Written task: Below are the records. List every line holding the word "user".

Data provided:
· · · ·

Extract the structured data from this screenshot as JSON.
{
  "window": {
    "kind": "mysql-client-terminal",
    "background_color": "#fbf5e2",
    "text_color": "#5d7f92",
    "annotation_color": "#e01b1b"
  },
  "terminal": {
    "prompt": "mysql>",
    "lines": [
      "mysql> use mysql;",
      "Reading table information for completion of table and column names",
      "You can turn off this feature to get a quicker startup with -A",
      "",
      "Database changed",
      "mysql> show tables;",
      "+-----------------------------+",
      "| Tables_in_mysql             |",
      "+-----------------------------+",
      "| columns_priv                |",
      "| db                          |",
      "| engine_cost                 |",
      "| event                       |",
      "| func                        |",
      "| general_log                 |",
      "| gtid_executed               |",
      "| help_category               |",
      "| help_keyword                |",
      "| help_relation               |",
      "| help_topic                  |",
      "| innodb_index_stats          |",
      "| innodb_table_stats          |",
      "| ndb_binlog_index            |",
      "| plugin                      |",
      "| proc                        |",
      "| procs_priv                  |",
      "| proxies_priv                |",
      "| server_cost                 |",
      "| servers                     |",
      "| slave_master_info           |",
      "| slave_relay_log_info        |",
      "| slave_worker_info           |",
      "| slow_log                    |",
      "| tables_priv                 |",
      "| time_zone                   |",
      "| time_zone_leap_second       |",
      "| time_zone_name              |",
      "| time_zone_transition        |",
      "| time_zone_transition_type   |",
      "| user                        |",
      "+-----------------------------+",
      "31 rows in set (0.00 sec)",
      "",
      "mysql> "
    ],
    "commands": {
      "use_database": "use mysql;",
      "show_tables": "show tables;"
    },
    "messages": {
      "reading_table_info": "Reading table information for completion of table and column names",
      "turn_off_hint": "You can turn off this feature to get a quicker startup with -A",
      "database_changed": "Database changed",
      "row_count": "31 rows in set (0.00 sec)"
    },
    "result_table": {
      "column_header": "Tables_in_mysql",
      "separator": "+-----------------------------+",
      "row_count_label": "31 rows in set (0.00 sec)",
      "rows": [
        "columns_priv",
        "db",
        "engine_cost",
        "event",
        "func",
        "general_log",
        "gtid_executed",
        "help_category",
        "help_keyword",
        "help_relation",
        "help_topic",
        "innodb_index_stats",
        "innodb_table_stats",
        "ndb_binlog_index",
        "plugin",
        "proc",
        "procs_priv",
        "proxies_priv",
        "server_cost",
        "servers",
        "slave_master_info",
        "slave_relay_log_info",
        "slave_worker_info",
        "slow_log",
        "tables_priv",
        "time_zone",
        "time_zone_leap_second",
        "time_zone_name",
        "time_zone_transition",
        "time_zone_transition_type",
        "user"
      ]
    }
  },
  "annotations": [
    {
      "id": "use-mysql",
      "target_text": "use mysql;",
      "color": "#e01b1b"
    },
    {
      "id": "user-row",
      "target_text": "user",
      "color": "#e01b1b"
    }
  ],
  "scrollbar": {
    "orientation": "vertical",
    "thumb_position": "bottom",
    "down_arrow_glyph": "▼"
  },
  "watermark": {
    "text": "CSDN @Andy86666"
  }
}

· · · ·

Answer in full:
      "| user                        |",
        "user"
      "id": "user-row",
      "target_text": "user",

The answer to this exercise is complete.